+++ EXERCISE DATA +++

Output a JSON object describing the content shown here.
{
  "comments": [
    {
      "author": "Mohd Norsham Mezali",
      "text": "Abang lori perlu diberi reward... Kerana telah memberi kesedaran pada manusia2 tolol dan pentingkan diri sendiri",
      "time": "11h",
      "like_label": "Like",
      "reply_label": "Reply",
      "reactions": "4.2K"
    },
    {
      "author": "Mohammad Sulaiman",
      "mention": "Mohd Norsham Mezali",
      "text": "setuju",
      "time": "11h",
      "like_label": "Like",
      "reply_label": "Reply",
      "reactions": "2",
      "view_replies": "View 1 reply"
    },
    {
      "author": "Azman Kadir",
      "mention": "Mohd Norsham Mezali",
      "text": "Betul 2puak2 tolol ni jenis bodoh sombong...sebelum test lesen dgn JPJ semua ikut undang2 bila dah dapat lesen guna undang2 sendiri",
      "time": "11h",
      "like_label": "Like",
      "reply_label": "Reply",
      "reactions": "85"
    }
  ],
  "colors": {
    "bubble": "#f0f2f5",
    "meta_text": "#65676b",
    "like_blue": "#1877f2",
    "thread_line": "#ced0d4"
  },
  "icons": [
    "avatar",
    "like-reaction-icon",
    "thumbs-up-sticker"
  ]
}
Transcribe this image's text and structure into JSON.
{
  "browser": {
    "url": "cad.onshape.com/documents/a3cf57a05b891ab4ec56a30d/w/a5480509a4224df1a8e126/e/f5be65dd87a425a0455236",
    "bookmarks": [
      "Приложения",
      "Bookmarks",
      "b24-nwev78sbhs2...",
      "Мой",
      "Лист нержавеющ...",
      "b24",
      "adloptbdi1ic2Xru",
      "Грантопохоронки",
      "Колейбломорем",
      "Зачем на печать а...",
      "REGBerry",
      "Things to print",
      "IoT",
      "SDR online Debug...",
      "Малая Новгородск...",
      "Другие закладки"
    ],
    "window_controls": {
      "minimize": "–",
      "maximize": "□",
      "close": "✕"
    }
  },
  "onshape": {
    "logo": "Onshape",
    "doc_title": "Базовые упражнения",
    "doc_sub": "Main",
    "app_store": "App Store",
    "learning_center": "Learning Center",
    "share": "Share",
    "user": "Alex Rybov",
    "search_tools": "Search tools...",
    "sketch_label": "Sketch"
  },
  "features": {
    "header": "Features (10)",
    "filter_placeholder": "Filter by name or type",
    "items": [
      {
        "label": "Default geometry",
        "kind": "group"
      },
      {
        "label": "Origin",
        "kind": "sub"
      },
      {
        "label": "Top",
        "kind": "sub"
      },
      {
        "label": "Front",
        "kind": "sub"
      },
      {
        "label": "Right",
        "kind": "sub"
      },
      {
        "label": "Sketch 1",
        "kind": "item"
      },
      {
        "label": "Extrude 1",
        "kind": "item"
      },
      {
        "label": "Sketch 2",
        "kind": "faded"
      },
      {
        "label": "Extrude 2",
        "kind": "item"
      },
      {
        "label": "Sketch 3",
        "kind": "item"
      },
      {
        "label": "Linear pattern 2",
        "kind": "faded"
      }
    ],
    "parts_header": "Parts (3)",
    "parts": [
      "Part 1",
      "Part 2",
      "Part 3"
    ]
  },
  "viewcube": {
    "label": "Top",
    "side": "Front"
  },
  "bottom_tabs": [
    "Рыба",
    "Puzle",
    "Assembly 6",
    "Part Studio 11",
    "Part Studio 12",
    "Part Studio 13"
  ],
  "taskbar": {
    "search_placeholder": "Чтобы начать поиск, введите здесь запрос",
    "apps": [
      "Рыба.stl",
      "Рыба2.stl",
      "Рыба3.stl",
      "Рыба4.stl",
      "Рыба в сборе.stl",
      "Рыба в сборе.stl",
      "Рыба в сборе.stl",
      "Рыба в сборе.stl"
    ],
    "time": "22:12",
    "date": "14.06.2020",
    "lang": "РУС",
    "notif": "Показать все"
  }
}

+++

DESCRIPTION OF THE TASK: Extract each entry in full and write it down exactly.

PROBLEM SOLUTION:
Output a JSON object describing the content shown here.
{
  "comments": [
    {
      "author": "Mohd Norsham Mezali",
      "text": "Abang lori perlu diberi reward... Kerana telah memberi kesedaran pada manusia2 tolol dan pentingkan diri sendiri",
      "time": "11h",
      "like_label": "Like",
      "reply_label": "Reply",
      "reactions": "4.2K"
    },
    {
      "author": "Mohammad Sulaiman",
      "mention": "Mohd Norsham Mezali",
      "text": "setuju",
      "time": "11h",
      "like_label": "Like",
      "reply_label": "Reply",
      "reactions": "2",
      "view_replies": "View 1 reply"
    },
    {
      "author": "Azman Kadir",
      "mention": "Mohd Norsham Mezali",
      "text": "Betul 2puak2 tolol ni jenis bodoh sombong...sebelum test lesen dgn JPJ semua ikut undang2 bila dah dapat lesen guna undang2 sendiri",
      "time": "11h",
      "like_label": "Like",
      "reply_label": "Reply",
      "reactions": "85"
    }
  ],
  "colors": {
    "bubble": "#f0f2f5",
    "meta_text": "#65676b",
    "like_blue": "#1877f2",
    "thread_line": "#ced0d4"
  },
  "icons": [
    "avatar",
    "like-reaction-icon",
    "thumbs-up-sticker"
  ]
}
Transcribe this image's text and structure into JSON.
{
  "browser": {
    "url": "cad.onshape.com/documents/a3cf57a05b891ab4ec56a30d/w/a5480509a4224df1a8e126/e/f5be65dd87a425a0455236",
    "bookmarks": [
      "Приложения",
      "Bookmarks",
      "b24-nwev78sbhs2...",
      "Мой",
      "Лист нержавеющ...",
      "b24",
      "adloptbdi1ic2Xru",
      "Грантопохоронки",
      "Колейбломорем",
      "Зачем на печать а...",
      "REGBerry",
      "Things to print",
      "IoT",
      "SDR online Debug...",
      "Малая Новгородск...",
      "Другие закладки"
    ],
    "window_controls": {
      "minimize": "–",
      "maximize": "□",
      "close": "✕"
    }
  },
  "onshape": {
    "logo": "Onshape",
    "doc_title": "Базовые упражнения",
    "doc_sub": "Main",
    "app_store": "App Store",
    "learning_center": "Learning Center",
    "share": "Share",
    "user": "Alex Rybov",
    "search_tools": "Search tools...",
    "sketch_label": "Sketch"
  },
  "features": {
    "header": "Features (10)",
    "filter_placeholder": "Filter by name or type",
    "items": [
      {
        "label": "Default geometry",
        "kind": "group"
      },
      {
        "label": "Origin",
        "kind": "sub"
      },
      {
        "label": "Top",
        "kind": "sub"
      },
      {
        "label": "Front",
        "kind": "sub"
      },
      {
        "label": "Right",
        "kind": "sub"
      },
      {
        "label": "Sketch 1",
        "kind": "item"
      },
      {
        "label": "Extrude 1",
        "kind": "item"
      },
      {
        "label": "Sketch 2",
        "kind": "faded"
      },
      {
        "label": "Extrude 2",
        "kind": "item"
      },
      {
        "label": "Sketch 3",
        "kind": "item"
      },
      {
        "label": "Linear pattern 2",
        "kind": "faded"
      }
    ],
    "parts_header": "Parts (3)",
    "parts": [
      "Part 1",
      "Part 2",
      "Part 3"
    ]
  },
  "viewcube": {
    "label": "Top",
    "side": "Front"
  },
  "bottom_tabs": [
    "Рыба",
    "Puzle",
    "Assembly 6",
    "Part Studio 11",
    "Part Studio 12",
    "Part Studio 13"
  ],
  "taskbar": {
    "search_placeholder": "Чтобы начать поиск, введите здесь запрос",
    "apps": [
      "Рыба.stl",
      "Рыба2.stl",
      "Рыба3.stl",
      "Рыба4.stl",
      "Рыба в сборе.stl",
      "Рыба в сборе.stl",
      "Рыба в сборе.stl",
      "Рыба в сборе.stl"
    ],
    "time": "22:12",
    "date": "14.06.2020",
    "lang": "РУС",
    "notif": "Показать все"
  }
}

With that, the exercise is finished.